→ **STATED GOAL**:
Can you retype every record below exactly as written?

* start DATA FOR THIS TASK *

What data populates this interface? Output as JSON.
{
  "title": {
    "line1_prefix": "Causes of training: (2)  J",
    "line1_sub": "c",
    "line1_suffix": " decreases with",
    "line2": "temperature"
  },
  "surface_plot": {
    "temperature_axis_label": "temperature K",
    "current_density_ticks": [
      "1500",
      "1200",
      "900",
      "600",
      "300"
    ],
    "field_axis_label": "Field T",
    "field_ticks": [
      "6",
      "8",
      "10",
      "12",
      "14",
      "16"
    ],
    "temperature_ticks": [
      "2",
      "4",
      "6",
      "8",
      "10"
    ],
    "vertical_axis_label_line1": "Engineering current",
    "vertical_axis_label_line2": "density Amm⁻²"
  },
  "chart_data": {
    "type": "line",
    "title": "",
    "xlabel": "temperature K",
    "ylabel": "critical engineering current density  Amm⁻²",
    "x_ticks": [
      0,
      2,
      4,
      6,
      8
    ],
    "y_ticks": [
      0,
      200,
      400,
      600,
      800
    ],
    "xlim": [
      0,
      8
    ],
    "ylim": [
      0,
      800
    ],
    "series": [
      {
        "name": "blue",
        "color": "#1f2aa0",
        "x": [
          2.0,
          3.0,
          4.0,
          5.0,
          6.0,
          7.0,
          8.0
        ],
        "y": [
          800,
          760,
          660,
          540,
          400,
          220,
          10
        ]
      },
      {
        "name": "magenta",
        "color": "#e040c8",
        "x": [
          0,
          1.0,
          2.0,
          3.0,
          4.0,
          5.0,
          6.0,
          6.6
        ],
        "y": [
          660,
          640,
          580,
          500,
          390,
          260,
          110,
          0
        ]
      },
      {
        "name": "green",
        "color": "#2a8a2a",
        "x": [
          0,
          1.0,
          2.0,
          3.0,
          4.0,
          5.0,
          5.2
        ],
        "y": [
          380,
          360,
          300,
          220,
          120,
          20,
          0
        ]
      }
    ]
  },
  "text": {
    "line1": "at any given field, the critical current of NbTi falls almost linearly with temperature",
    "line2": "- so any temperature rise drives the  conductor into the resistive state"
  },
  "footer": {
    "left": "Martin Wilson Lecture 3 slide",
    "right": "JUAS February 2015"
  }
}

* end DATA FOR THIS TASK *

→ **ANSWER**:
What data populates this interface? Output as JSON.
{
  "title": {
    "line1_prefix": "Causes of training: (2)  J",
    "line1_sub": "c",
    "line1_suffix": " decreases with",
    "line2": "temperature"
  },
  "surface_plot": {
    "temperature_axis_label": "temperature K",
    "current_density_ticks": [
      "1500",
      "1200",
      "900",
      "600",
      "300"
    ],
    "field_axis_label": "Field T",
    "field_ticks": [
      "6",
      "8",
      "10",
      "12",
      "14",
      "16"
    ],
    "temperature_ticks": [
      "2",
      "4",
      "6",
      "8",
      "10"
    ],
    "vertical_axis_label_line1": "Engineering current",
    "vertical_axis_label_line2": "density Amm⁻²"
  },
  "chart_data": {
    "type": "line",
    "title": "",
    "xlabel": "temperature K",
    "ylabel": "critical engineering current density  Amm⁻²",
    "x_ticks": [
      0,
      2,
      4,
      6,
      8
    ],
    "y_ticks": [
      0,
      200,
      400,
      600,
      800
    ],
    "xlim": [
      0,
      8
    ],
    "ylim": [
      0,
      800
    ],
    "series": [
      {
        "name": "blue",
        "color": "#1f2aa0",
        "x": [
          2.0,
          3.0,
          4.0,
          5.0,
          6.0,
          7.0,
          8.0
        ],
        "y": [
          800,
          760,
          660,
          540,
          400,
          220,
          10
        ]
      },
      {
        "name": "magenta",
        "color": "#e040c8",
        "x": [
          0,
          1.0,
          2.0,
          3.0,
          4.0,
          5.0,
          6.0,
          6.6
        ],
        "y": [
          660,
          640,
          580,
          500,
          390,
          260,
          110,
          0
        ]
      },
      {
        "name": "green",
        "color": "#2a8a2a",
        "x": [
          0,
          1.0,
          2.0,
          3.0,
          4.0,
          5.0,
          5.2
        ],
        "y": [
          380,
          360,
          300,
          220,
          120,
          20,
          0
        ]
      }
    ]
  },
  "text": {
    "line1": "at any given field, the critical current of NbTi falls almost linearly with temperature",
    "line2": "- so any temperature rise drives the  conductor into the resistive state"
  },
  "footer": {
    "left": "Martin Wilson Lecture 3 slide",
    "right": "JUAS February 2015"
  }
}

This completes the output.